Your objective:
Copy everything in the data below exactly except the pictures.

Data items
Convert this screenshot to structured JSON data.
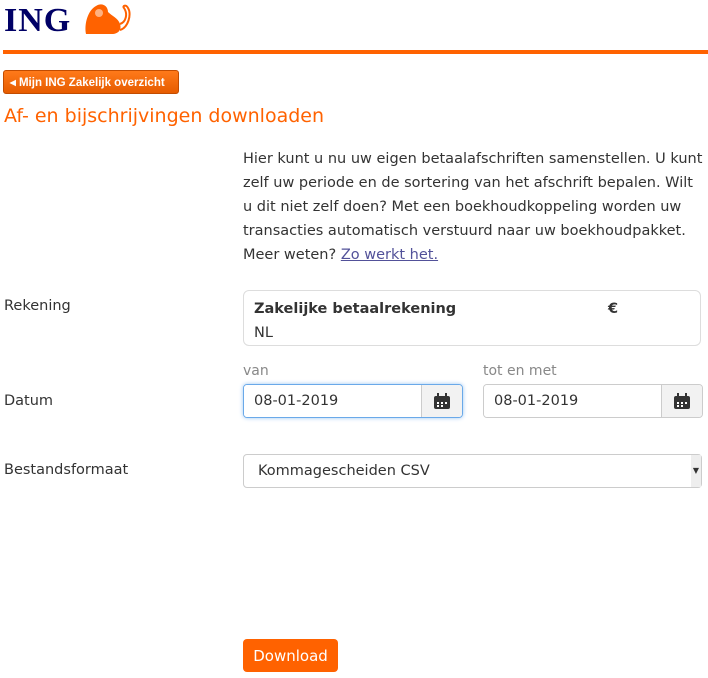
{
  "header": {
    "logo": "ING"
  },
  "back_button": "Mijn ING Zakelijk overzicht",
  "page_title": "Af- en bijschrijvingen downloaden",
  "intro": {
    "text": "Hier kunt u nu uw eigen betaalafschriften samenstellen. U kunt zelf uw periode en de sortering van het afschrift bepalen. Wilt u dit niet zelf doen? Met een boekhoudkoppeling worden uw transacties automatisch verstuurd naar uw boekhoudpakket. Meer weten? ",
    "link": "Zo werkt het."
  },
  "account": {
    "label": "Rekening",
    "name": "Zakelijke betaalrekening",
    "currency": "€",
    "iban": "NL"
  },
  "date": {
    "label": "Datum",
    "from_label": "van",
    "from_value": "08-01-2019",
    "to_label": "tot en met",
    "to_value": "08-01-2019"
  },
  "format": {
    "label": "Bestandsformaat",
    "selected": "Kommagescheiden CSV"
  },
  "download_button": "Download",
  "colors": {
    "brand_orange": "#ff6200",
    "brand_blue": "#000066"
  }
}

Response to this exercise:
Convert this screenshot to structured JSON data.
{
  "header": {
    "logo": "ING"
  },
  "back_button": "Mijn ING Zakelijk overzicht",
  "page_title": "Af- en bijschrijvingen downloaden",
  "intro": {
    "text": "Hier kunt u nu uw eigen betaalafschriften samenstellen. U kunt zelf uw periode en de sortering van het afschrift bepalen. Wilt u dit niet zelf doen? Met een boekhoudkoppeling worden uw transacties automatisch verstuurd naar uw boekhoudpakket. Meer weten? ",
    "link": "Zo werkt het."
  },
  "account": {
    "label": "Rekening",
    "name": "Zakelijke betaalrekening",
    "currency": "€",
    "iban": "NL"
  },
  "date": {
    "label": "Datum",
    "from_label": "van",
    "from_value": "08-01-2019",
    "to_label": "tot en met",
    "to_value": "08-01-2019"
  },
  "format": {
    "label": "Bestandsformaat",
    "selected": "Kommagescheiden CSV"
  },
  "download_button": "Download",
  "colors": {
    "brand_orange": "#ff6200",
    "brand_blue": "#000066"
  }
}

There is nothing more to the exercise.